— start of Records provided —

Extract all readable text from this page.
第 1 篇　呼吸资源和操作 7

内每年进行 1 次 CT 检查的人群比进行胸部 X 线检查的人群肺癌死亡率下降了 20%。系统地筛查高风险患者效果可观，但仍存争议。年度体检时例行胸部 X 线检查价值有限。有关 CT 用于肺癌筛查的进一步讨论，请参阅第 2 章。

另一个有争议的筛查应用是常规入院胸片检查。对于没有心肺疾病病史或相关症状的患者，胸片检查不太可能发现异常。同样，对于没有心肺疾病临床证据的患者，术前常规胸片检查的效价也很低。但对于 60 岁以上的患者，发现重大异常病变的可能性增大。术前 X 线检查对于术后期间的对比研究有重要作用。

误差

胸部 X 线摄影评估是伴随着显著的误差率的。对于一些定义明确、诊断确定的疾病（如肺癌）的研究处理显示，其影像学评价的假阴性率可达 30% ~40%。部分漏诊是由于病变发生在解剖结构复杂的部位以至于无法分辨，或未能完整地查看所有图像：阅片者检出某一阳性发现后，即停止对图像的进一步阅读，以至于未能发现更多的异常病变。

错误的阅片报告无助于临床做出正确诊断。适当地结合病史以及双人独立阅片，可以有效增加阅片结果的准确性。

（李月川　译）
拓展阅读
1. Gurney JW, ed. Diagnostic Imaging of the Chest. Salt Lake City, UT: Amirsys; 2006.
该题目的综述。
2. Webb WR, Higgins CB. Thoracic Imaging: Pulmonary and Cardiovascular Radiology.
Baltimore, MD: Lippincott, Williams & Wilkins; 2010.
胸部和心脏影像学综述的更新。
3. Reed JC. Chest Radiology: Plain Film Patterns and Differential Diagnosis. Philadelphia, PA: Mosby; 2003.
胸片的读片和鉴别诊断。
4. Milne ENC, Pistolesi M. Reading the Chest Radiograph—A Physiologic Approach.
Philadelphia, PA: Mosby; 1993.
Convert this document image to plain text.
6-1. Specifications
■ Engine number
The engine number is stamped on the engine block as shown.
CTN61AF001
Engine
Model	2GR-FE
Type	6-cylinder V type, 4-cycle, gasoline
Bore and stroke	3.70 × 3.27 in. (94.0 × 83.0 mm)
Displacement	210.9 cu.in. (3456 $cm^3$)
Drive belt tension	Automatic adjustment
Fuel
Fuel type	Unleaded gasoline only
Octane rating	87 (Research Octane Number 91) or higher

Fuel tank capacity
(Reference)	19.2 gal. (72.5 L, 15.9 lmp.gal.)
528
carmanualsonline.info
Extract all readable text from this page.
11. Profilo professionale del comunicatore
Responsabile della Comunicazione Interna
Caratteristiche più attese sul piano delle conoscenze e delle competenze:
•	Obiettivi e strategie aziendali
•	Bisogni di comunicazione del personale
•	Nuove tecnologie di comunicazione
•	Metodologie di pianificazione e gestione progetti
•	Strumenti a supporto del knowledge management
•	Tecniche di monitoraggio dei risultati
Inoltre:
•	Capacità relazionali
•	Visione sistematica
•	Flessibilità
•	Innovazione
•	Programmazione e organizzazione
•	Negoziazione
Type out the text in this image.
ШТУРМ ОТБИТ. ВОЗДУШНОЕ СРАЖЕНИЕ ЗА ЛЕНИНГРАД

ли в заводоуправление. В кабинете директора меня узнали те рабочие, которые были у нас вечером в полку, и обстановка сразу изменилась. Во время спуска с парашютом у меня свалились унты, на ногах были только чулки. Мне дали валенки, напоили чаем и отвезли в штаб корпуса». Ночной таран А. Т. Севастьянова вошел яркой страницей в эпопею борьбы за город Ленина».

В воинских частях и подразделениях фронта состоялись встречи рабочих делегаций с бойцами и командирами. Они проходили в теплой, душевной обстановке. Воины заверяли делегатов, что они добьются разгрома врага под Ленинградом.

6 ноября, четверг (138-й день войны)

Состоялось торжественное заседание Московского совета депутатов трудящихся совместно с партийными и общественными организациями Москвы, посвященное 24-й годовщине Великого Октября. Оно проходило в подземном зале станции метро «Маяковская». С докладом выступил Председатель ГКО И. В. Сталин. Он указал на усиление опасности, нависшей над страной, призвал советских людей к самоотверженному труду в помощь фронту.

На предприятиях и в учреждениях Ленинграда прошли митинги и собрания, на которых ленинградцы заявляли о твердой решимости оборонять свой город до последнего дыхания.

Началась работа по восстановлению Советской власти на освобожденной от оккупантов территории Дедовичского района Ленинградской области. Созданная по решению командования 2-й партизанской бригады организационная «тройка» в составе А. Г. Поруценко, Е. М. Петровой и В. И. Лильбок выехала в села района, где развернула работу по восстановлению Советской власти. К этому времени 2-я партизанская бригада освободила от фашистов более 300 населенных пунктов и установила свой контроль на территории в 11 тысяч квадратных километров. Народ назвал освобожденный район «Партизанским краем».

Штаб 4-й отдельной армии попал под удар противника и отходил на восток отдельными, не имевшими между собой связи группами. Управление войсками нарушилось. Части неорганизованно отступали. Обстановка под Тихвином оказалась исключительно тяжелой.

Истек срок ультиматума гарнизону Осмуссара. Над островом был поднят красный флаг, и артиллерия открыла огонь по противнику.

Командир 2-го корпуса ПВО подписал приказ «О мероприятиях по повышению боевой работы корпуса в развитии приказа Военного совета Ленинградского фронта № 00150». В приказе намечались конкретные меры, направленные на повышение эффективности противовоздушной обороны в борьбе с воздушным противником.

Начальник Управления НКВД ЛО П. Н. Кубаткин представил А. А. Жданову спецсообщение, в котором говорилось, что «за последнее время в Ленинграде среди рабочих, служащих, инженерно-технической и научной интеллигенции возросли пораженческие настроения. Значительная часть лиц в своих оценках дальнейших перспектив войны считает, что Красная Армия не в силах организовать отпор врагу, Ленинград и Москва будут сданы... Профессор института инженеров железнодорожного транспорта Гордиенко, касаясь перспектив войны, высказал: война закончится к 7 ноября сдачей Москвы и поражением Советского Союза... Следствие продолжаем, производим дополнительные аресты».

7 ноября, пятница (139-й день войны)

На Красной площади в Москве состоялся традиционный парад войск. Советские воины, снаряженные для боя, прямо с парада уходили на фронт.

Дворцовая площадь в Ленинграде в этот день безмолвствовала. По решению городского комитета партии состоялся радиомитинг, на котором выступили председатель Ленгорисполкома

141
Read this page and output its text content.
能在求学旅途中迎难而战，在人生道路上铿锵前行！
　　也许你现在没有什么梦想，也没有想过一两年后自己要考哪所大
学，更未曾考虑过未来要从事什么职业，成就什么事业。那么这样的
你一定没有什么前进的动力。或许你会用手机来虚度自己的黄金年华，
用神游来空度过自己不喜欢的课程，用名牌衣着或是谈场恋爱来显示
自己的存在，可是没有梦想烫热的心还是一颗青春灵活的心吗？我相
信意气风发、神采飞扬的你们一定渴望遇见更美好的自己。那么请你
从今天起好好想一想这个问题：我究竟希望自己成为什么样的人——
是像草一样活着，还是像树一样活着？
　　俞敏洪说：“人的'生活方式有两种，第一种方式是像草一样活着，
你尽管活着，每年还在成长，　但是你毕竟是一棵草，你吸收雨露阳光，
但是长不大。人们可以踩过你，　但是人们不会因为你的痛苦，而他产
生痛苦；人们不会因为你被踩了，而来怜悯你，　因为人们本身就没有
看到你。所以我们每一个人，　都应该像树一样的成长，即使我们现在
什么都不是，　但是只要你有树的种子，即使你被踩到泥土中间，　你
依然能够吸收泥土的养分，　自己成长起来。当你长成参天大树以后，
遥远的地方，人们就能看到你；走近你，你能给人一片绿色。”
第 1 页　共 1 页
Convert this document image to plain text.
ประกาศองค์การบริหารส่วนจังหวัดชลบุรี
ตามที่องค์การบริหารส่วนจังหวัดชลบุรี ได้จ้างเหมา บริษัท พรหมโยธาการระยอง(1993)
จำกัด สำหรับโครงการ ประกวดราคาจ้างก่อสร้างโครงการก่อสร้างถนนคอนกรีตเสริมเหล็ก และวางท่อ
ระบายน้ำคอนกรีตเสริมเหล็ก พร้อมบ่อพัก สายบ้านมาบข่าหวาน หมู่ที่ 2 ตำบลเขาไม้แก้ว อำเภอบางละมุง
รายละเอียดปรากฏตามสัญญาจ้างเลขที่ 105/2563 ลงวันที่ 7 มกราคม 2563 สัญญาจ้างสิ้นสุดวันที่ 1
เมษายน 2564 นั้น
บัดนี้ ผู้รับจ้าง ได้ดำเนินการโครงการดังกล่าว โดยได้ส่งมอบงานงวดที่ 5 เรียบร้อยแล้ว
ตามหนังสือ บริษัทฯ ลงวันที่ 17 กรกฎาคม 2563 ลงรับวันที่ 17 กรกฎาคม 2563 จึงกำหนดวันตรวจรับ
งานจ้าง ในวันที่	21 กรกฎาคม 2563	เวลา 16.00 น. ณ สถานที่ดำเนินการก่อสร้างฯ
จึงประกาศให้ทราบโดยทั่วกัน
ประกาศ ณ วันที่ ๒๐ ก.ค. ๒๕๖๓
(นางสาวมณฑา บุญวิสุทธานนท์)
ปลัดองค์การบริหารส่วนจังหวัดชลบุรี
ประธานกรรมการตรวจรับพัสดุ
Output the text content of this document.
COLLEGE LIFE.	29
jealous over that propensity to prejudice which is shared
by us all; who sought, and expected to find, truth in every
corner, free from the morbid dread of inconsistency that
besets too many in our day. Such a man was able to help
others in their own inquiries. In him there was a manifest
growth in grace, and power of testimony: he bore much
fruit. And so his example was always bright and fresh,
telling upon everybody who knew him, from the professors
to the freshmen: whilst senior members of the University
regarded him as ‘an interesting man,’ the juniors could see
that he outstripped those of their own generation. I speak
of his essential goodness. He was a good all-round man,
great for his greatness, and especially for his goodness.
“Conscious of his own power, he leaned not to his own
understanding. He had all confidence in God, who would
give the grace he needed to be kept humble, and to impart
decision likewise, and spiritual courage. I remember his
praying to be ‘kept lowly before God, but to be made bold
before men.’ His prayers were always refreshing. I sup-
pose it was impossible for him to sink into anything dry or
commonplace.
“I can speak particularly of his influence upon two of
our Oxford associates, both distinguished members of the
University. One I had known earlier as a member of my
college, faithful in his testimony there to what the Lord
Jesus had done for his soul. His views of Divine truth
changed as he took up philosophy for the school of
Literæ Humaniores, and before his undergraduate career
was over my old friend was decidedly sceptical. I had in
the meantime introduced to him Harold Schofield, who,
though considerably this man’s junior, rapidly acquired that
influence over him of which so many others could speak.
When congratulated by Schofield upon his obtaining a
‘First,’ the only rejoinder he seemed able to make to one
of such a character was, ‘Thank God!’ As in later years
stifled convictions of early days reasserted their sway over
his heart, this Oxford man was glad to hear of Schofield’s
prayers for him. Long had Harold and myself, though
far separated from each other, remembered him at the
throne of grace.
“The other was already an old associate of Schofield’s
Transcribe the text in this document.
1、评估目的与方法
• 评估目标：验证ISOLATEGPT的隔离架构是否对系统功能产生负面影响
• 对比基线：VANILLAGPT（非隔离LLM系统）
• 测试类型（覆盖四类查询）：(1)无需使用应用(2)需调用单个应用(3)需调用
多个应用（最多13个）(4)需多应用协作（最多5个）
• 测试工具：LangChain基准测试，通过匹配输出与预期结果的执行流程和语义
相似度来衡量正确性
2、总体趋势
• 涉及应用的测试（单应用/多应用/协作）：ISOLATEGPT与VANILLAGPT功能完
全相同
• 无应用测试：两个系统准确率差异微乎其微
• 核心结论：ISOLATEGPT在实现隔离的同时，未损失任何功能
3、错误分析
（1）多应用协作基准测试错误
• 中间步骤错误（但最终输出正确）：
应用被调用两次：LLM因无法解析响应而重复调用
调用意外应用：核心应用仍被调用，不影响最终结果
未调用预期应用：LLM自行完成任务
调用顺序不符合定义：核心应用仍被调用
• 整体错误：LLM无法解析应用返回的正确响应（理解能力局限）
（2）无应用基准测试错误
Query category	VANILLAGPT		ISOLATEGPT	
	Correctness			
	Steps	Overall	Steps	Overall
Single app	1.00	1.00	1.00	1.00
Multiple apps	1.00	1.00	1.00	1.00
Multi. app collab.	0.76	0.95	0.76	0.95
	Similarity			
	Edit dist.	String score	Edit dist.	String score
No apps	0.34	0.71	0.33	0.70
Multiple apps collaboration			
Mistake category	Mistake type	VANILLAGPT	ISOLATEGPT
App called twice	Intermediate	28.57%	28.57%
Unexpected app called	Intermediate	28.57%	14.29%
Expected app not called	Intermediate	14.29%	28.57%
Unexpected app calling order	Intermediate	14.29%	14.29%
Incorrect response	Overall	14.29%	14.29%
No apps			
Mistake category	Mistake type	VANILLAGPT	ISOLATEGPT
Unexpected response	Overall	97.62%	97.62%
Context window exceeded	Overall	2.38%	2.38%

— end of Records provided —

Pull out all lines from the entries above that include the word "University".

to the freshmen: whilst senior members of the University
University. One I had known earlier as a member of my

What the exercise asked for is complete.